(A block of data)
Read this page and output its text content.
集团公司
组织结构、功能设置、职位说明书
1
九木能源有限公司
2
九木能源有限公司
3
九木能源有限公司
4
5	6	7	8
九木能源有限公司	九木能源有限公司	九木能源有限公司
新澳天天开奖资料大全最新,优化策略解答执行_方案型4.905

EXERCISE BRIEF ▸ Give a word-for-word copy of the records.

OUTPUT OF THE TASK ▸
Read this page and output its text content.
集团公司
组织结构、功能设置、职位说明书
1
九木能源有限公司
2
九木能源有限公司
3
九木能源有限公司
4
5	6	7	8
九木能源有限公司	九木能源有限公司	九木能源有限公司
新澳天天开奖资料大全最新,优化策略解答执行_方案型4.905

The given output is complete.